§ TASK REQUIREMENTS
Each line containing the word "color" must be collected.

§ RECORDED DATA

..........

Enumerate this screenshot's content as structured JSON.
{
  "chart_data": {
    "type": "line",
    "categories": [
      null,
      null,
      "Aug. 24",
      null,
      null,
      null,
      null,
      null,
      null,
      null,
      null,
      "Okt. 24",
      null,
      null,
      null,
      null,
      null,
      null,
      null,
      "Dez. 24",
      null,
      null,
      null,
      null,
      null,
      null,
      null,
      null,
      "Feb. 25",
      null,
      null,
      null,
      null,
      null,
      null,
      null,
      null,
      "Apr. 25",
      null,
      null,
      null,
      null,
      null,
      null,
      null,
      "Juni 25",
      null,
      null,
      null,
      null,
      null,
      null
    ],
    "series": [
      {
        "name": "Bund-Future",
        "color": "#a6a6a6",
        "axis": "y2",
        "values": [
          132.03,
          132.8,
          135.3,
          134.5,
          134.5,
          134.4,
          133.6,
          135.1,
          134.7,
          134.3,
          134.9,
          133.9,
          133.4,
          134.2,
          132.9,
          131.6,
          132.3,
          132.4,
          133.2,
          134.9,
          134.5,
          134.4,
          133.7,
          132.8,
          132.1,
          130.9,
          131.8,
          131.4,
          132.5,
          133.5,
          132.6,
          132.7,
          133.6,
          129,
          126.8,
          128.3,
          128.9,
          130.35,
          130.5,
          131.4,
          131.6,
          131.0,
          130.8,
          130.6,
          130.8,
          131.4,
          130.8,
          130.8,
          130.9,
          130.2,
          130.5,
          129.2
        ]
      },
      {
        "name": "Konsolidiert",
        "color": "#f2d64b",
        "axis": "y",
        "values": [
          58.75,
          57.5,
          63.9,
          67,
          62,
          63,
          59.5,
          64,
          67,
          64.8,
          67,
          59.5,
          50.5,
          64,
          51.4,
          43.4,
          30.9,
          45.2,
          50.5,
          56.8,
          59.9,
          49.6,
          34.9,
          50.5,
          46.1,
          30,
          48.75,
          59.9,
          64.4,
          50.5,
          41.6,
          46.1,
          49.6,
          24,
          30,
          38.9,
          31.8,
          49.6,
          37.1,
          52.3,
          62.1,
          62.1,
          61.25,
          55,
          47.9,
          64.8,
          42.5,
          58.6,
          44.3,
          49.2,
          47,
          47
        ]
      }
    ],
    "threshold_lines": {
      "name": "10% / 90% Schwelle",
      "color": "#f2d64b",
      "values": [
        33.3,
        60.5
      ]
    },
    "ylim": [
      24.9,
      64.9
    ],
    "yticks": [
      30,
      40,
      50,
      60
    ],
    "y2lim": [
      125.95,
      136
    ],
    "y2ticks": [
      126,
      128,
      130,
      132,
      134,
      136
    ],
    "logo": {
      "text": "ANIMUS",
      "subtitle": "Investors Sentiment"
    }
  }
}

..........

§ EXPECTED OUTPUT
        "color": "#a6a6a6",
        "color": "#f2d64b",
      "color": "#f2d64b",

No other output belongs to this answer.